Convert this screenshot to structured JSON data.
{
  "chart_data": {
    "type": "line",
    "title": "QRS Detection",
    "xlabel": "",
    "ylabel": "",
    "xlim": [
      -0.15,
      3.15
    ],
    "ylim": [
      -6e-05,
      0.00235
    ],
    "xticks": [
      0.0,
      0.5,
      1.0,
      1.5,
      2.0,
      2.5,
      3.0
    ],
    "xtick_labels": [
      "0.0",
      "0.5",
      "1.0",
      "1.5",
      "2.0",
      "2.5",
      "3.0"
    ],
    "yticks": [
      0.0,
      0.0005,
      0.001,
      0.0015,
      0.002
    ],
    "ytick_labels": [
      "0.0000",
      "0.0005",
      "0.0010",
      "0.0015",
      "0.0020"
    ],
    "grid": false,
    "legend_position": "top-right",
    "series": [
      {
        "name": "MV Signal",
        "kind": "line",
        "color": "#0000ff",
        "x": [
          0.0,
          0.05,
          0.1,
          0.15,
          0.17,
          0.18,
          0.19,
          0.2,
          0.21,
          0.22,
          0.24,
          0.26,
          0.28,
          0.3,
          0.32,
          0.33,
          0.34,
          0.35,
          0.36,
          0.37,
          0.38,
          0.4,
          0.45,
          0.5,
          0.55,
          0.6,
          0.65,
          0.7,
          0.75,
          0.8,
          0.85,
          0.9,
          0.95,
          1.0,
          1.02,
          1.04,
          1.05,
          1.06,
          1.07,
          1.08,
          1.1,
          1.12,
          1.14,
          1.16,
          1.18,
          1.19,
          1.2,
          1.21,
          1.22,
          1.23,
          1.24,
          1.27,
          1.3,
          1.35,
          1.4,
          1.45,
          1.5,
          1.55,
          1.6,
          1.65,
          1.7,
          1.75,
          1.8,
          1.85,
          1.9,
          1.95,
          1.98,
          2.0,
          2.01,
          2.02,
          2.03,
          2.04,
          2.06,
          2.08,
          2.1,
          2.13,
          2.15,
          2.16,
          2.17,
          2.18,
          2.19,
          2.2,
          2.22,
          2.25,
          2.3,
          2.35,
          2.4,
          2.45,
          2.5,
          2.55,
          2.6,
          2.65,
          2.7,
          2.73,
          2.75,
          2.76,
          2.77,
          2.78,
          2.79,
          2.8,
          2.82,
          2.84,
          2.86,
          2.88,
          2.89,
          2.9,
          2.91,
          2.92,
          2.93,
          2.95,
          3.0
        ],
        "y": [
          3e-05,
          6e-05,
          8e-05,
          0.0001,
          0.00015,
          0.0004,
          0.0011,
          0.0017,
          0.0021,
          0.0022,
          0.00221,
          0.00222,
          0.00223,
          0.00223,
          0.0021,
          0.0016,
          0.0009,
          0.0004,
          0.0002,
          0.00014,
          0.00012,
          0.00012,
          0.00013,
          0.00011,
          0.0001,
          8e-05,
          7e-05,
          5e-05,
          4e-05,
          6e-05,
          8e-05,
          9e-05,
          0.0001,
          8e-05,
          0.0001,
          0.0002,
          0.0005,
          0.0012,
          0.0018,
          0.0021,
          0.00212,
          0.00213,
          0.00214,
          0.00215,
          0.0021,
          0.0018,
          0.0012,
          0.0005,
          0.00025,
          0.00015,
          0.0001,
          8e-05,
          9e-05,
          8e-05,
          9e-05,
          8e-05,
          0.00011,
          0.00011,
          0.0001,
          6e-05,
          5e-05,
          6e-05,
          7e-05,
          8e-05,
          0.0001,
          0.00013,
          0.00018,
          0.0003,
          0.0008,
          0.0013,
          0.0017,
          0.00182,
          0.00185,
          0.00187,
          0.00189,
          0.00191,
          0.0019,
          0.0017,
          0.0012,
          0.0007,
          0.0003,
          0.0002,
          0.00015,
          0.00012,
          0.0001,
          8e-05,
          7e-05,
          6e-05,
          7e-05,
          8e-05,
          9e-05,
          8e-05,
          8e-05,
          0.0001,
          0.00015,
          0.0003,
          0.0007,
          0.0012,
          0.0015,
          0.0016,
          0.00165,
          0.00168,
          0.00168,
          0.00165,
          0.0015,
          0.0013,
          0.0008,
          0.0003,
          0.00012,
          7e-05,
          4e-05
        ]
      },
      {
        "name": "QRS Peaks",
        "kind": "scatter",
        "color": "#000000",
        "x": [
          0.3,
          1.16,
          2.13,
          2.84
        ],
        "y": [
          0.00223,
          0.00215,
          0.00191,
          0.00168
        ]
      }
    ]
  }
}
__________
**STATED TASK:** All of the lines above must be returned exactly.

**OUTPUT:**
Convert this screenshot to structured JSON data.
{
  "chart_data": {
    "type": "line",
    "title": "QRS Detection",
    "xlabel": "",
    "ylabel": "",
    "xlim": [
      -0.15,
      3.15
    ],
    "ylim": [
      -6e-05,
      0.00235
    ],
    "xticks": [
      0.0,
      0.5,
      1.0,
      1.5,
      2.0,
      2.5,
      3.0
    ],
    "xtick_labels": [
      "0.0",
      "0.5",
      "1.0",
      "1.5",
      "2.0",
      "2.5",
      "3.0"
    ],
    "yticks": [
      0.0,
      0.0005,
      0.001,
      0.0015,
      0.002
    ],
    "ytick_labels": [
      "0.0000",
      "0.0005",
      "0.0010",
      "0.0015",
      "0.0020"
    ],
    "grid": false,
    "legend_position": "top-right",
    "series": [
      {
        "name": "MV Signal",
        "kind": "line",
        "color": "#0000ff",
        "x": [
          0.0,
          0.05,
          0.1,
          0.15,
          0.17,
          0.18,
          0.19,
          0.2,
          0.21,
          0.22,
          0.24,
          0.26,
          0.28,
          0.3,
          0.32,
          0.33,
          0.34,
          0.35,
          0.36,
          0.37,
          0.38,
          0.4,
          0.45,
          0.5,
          0.55,
          0.6,
          0.65,
          0.7,
          0.75,
          0.8,
          0.85,
          0.9,
          0.95,
          1.0,
          1.02,
          1.04,
          1.05,
          1.06,
          1.07,
          1.08,
          1.1,
          1.12,
          1.14,
          1.16,
          1.18,
          1.19,
          1.2,
          1.21,
          1.22,
          1.23,
          1.24,
          1.27,
          1.3,
          1.35,
          1.4,
          1.45,
          1.5,
          1.55,
          1.6,
          1.65,
          1.7,
          1.75,
          1.8,
          1.85,
          1.9,
          1.95,
          1.98,
          2.0,
          2.01,
          2.02,
          2.03,
          2.04,
          2.06,
          2.08,
          2.1,
          2.13,
          2.15,
          2.16,
          2.17,
          2.18,
          2.19,
          2.2,
          2.22,
          2.25,
          2.3,
          2.35,
          2.4,
          2.45,
          2.5,
          2.55,
          2.6,
          2.65,
          2.7,
          2.73,
          2.75,
          2.76,
          2.77,
          2.78,
          2.79,
          2.8,
          2.82,
          2.84,
          2.86,
          2.88,
          2.89,
          2.9,
          2.91,
          2.92,
          2.93,
          2.95,
          3.0
        ],
        "y": [
          3e-05,
          6e-05,
          8e-05,
          0.0001,
          0.00015,
          0.0004,
          0.0011,
          0.0017,
          0.0021,
          0.0022,
          0.00221,
          0.00222,
          0.00223,
          0.00223,
          0.0021,
          0.0016,
          0.0009,
          0.0004,
          0.0002,
          0.00014,
          0.00012,
          0.00012,
          0.00013,
          0.00011,
          0.0001,
          8e-05,
          7e-05,
          5e-05,
          4e-05,
          6e-05,
          8e-05,
          9e-05,
          0.0001,
          8e-05,
          0.0001,
          0.0002,
          0.0005,
          0.0012,
          0.0018,
          0.0021,
          0.00212,
          0.00213,
          0.00214,
          0.00215,
          0.0021,
          0.0018,
          0.0012,
          0.0005,
          0.00025,
          0.00015,
          0.0001,
          8e-05,
          9e-05,
          8e-05,
          9e-05,
          8e-05,
          0.00011,
          0.00011,
          0.0001,
          6e-05,
          5e-05,
          6e-05,
          7e-05,
          8e-05,
          0.0001,
          0.00013,
          0.00018,
          0.0003,
          0.0008,
          0.0013,
          0.0017,
          0.00182,
          0.00185,
          0.00187,
          0.00189,
          0.00191,
          0.0019,
          0.0017,
          0.0012,
          0.0007,
          0.0003,
          0.0002,
          0.00015,
          0.00012,
          0.0001,
          8e-05,
          7e-05,
          6e-05,
          7e-05,
          8e-05,
          9e-05,
          8e-05,
          8e-05,
          0.0001,
          0.00015,
          0.0003,
          0.0007,
          0.0012,
          0.0015,
          0.0016,
          0.00165,
          0.00168,
          0.00168,
          0.00165,
          0.0015,
          0.0013,
          0.0008,
          0.0003,
          0.00012,
          7e-05,
          4e-05
        ]
      },
      {
        "name": "QRS Peaks",
        "kind": "scatter",
        "color": "#000000",
        "x": [
          0.3,
          1.16,
          2.13,
          2.84
        ],
        "y": [
          0.00223,
          0.00215,
          0.00191,
          0.00168
        ]
      }
    ]
  }
}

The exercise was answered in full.